▶ _Items from a dataset_:
BEGIN
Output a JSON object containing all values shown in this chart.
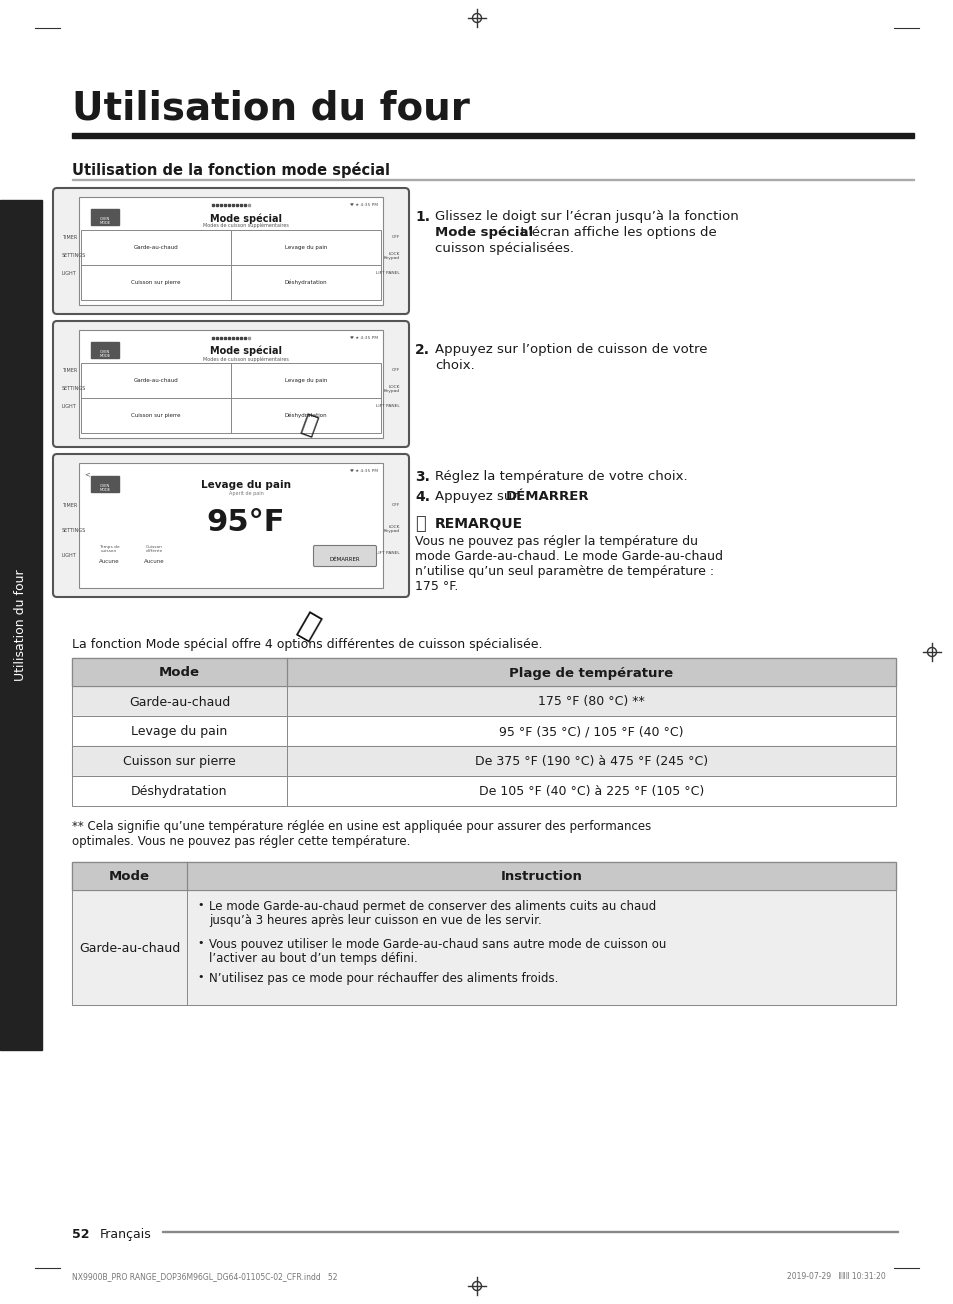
{
  "page_bg": "#ffffff",
  "title": "Utilisation du four",
  "section_title": "Utilisation de la fonction mode spécial",
  "step1_num": "1.",
  "step2_num": "2.",
  "step3_num": "3.",
  "step4_num": "4.",
  "step3_text": "Réglez la température de votre choix.",
  "remark_title": "REMARQUE",
  "remark_lines": [
    "Vous ne pouvez pas régler la température du",
    "mode Garde-au-chaud. Le mode Garde-au-chaud",
    "n’utilise qu’un seul paramètre de température :",
    "175 °F."
  ],
  "summary_text": "La fonction Mode spécial offre 4 options différentes de cuisson spécialisée.",
  "table1_headers": [
    "Mode",
    "Plage de température"
  ],
  "table1_rows": [
    [
      "Garde-au-chaud",
      "175 °F (80 °C) **"
    ],
    [
      "Levage du pain",
      "95 °F (35 °C) / 105 °F (40 °C)"
    ],
    [
      "Cuisson sur pierre",
      "De 375 °F (190 °C) à 475 °F (245 °C)"
    ],
    [
      "Déshydratation",
      "De 105 °F (40 °C) à 225 °F (105 °C)"
    ]
  ],
  "footnote_lines": [
    "** Cela signifie qu’une température réglée en usine est appliquée pour assurer des performances",
    "optimales. Vous ne pouvez pas régler cette température."
  ],
  "table2_headers": [
    "Mode",
    "Instruction"
  ],
  "table2_row1_col1": "Garde-au-chaud",
  "table2_row1_bullets": [
    [
      "Le mode Garde-au-chaud permet de conserver des aliments cuits au chaud",
      "jusqu’à 3 heures après leur cuisson en vue de les servir."
    ],
    [
      "Vous pouvez utiliser le mode Garde-au-chaud sans autre mode de cuisson ou",
      "l’activer au bout d’un temps défini."
    ],
    [
      "N’utilisez pas ce mode pour réchauffer des aliments froids."
    ]
  ],
  "page_num": "52",
  "page_lang": "Français",
  "sidebar_text": "Utilisation du four",
  "header_file": "NX9900B_PRO RANGE_DOP36M96GL_DG64-01105C-02_CFR.indd   52",
  "footer_date": "2019-07-29   ⅡⅡⅡ 10:31:20",
  "table_header_bg": "#c8c8c8",
  "table_row_bg_even": "#e8e8e8",
  "table_row_bg_odd": "#ffffff",
  "table_border": "#888888",
  "sidebar_bg": "#222222",
  "sidebar_text_color": "#ffffff",
  "text_color": "#1a1a1a",
  "screen_border": "#555555",
  "screen_bg": "#f5f5f5",
  "screen_inner_bg": "#ffffff"
}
END
▶ _WHAT NEEDS TO BE DONE_: Return a copy of every line that includes the word "Vous".

▶ _WORKED SOLUTION_:
    "Vous ne pouvez pas régler la température du",
    "optimales. Vous ne pouvez pas régler cette température."
      "Vous pouvez utiliser le mode Garde-au-chaud sans autre mode de cuisson ou",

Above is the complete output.